▶ GIVEN INFORMATION:
╭──
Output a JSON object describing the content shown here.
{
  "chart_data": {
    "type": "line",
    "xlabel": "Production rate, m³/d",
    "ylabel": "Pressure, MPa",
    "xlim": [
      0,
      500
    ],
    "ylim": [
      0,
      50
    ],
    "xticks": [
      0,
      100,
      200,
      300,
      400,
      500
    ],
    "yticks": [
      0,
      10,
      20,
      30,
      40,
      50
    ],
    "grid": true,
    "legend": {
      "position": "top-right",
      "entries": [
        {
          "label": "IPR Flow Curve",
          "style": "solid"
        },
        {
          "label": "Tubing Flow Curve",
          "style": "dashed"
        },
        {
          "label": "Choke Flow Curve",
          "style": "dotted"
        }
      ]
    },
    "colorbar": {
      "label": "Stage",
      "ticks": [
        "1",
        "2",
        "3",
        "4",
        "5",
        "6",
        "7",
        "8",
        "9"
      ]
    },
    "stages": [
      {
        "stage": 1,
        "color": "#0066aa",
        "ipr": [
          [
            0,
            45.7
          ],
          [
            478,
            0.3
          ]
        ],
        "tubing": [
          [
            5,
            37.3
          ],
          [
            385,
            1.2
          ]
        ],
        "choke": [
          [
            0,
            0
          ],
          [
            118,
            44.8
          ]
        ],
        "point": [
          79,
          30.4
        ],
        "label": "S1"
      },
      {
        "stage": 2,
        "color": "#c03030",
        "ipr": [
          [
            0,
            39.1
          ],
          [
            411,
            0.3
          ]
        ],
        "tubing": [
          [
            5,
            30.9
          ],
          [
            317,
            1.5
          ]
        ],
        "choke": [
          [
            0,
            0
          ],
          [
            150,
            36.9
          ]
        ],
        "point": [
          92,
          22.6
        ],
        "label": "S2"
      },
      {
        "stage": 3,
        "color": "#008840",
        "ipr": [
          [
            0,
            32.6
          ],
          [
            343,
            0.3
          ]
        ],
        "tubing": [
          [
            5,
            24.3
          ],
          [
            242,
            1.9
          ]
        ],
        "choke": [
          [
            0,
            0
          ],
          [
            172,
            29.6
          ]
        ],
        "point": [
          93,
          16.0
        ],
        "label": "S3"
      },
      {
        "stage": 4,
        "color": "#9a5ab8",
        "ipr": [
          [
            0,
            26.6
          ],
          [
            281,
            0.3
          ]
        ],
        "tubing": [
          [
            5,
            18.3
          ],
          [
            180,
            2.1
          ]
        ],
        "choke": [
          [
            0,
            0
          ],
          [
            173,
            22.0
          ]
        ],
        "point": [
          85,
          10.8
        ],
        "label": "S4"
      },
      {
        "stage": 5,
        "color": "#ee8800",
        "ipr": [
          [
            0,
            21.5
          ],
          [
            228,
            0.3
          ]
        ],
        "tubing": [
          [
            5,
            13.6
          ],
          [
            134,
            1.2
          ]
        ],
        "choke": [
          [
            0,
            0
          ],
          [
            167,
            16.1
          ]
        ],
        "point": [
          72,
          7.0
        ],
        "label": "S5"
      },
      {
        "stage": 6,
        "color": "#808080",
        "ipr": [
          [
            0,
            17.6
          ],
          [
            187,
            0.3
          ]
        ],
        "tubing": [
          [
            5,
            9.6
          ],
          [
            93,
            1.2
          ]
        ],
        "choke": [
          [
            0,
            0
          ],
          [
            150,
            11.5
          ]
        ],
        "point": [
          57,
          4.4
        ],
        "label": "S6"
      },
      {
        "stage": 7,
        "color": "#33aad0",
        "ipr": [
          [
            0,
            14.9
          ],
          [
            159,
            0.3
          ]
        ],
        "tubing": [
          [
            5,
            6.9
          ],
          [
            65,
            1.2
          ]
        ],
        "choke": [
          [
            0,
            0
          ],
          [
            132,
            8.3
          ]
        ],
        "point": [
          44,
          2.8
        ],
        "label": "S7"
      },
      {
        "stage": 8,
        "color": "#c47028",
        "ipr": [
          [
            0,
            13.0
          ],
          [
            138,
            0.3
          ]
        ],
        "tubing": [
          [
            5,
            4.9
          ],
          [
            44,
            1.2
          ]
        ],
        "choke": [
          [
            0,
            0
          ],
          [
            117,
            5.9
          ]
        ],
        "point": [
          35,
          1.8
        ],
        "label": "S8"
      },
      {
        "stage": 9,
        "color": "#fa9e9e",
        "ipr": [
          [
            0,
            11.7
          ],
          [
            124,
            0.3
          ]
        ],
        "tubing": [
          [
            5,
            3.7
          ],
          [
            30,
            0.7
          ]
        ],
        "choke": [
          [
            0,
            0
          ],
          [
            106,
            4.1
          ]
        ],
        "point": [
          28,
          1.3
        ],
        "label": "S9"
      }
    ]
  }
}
╰──
▶ STATED EXERCISE: Set down the entries verbatim, leaving none out.

▶ ANSWER IN FULL:
Output a JSON object describing the content shown here.
{
  "chart_data": {
    "type": "line",
    "xlabel": "Production rate, m³/d",
    "ylabel": "Pressure, MPa",
    "xlim": [
      0,
      500
    ],
    "ylim": [
      0,
      50
    ],
    "xticks": [
      0,
      100,
      200,
      300,
      400,
      500
    ],
    "yticks": [
      0,
      10,
      20,
      30,
      40,
      50
    ],
    "grid": true,
    "legend": {
      "position": "top-right",
      "entries": [
        {
          "label": "IPR Flow Curve",
          "style": "solid"
        },
        {
          "label": "Tubing Flow Curve",
          "style": "dashed"
        },
        {
          "label": "Choke Flow Curve",
          "style": "dotted"
        }
      ]
    },
    "colorbar": {
      "label": "Stage",
      "ticks": [
        "1",
        "2",
        "3",
        "4",
        "5",
        "6",
        "7",
        "8",
        "9"
      ]
    },
    "stages": [
      {
        "stage": 1,
        "color": "#0066aa",
        "ipr": [
          [
            0,
            45.7
          ],
          [
            478,
            0.3
          ]
        ],
        "tubing": [
          [
            5,
            37.3
          ],
          [
            385,
            1.2
          ]
        ],
        "choke": [
          [
            0,
            0
          ],
          [
            118,
            44.8
          ]
        ],
        "point": [
          79,
          30.4
        ],
        "label": "S1"
      },
      {
        "stage": 2,
        "color": "#c03030",
        "ipr": [
          [
            0,
            39.1
          ],
          [
            411,
            0.3
          ]
        ],
        "tubing": [
          [
            5,
            30.9
          ],
          [
            317,
            1.5
          ]
        ],
        "choke": [
          [
            0,
            0
          ],
          [
            150,
            36.9
          ]
        ],
        "point": [
          92,
          22.6
        ],
        "label": "S2"
      },
      {
        "stage": 3,
        "color": "#008840",
        "ipr": [
          [
            0,
            32.6
          ],
          [
            343,
            0.3
          ]
        ],
        "tubing": [
          [
            5,
            24.3
          ],
          [
            242,
            1.9
          ]
        ],
        "choke": [
          [
            0,
            0
          ],
          [
            172,
            29.6
          ]
        ],
        "point": [
          93,
          16.0
        ],
        "label": "S3"
      },
      {
        "stage": 4,
        "color": "#9a5ab8",
        "ipr": [
          [
            0,
            26.6
          ],
          [
            281,
            0.3
          ]
        ],
        "tubing": [
          [
            5,
            18.3
          ],
          [
            180,
            2.1
          ]
        ],
        "choke": [
          [
            0,
            0
          ],
          [
            173,
            22.0
          ]
        ],
        "point": [
          85,
          10.8
        ],
        "label": "S4"
      },
      {
        "stage": 5,
        "color": "#ee8800",
        "ipr": [
          [
            0,
            21.5
          ],
          [
            228,
            0.3
          ]
        ],
        "tubing": [
          [
            5,
            13.6
          ],
          [
            134,
            1.2
          ]
        ],
        "choke": [
          [
            0,
            0
          ],
          [
            167,
            16.1
          ]
        ],
        "point": [
          72,
          7.0
        ],
        "label": "S5"
      },
      {
        "stage": 6,
        "color": "#808080",
        "ipr": [
          [
            0,
            17.6
          ],
          [
            187,
            0.3
          ]
        ],
        "tubing": [
          [
            5,
            9.6
          ],
          [
            93,
            1.2
          ]
        ],
        "choke": [
          [
            0,
            0
          ],
          [
            150,
            11.5
          ]
        ],
        "point": [
          57,
          4.4
        ],
        "label": "S6"
      },
      {
        "stage": 7,
        "color": "#33aad0",
        "ipr": [
          [
            0,
            14.9
          ],
          [
            159,
            0.3
          ]
        ],
        "tubing": [
          [
            5,
            6.9
          ],
          [
            65,
            1.2
          ]
        ],
        "choke": [
          [
            0,
            0
          ],
          [
            132,
            8.3
          ]
        ],
        "point": [
          44,
          2.8
        ],
        "label": "S7"
      },
      {
        "stage": 8,
        "color": "#c47028",
        "ipr": [
          [
            0,
            13.0
          ],
          [
            138,
            0.3
          ]
        ],
        "tubing": [
          [
            5,
            4.9
          ],
          [
            44,
            1.2
          ]
        ],
        "choke": [
          [
            0,
            0
          ],
          [
            117,
            5.9
          ]
        ],
        "point": [
          35,
          1.8
        ],
        "label": "S8"
      },
      {
        "stage": 9,
        "color": "#fa9e9e",
        "ipr": [
          [
            0,
            11.7
          ],
          [
            124,
            0.3
          ]
        ],
        "tubing": [
          [
            5,
            3.7
          ],
          [
            30,
            0.7
          ]
        ],
        "choke": [
          [
            0,
            0
          ],
          [
            106,
            4.1
          ]
        ],
        "point": [
          28,
          1.3
        ],
        "label": "S9"
      }
    ]
  }
}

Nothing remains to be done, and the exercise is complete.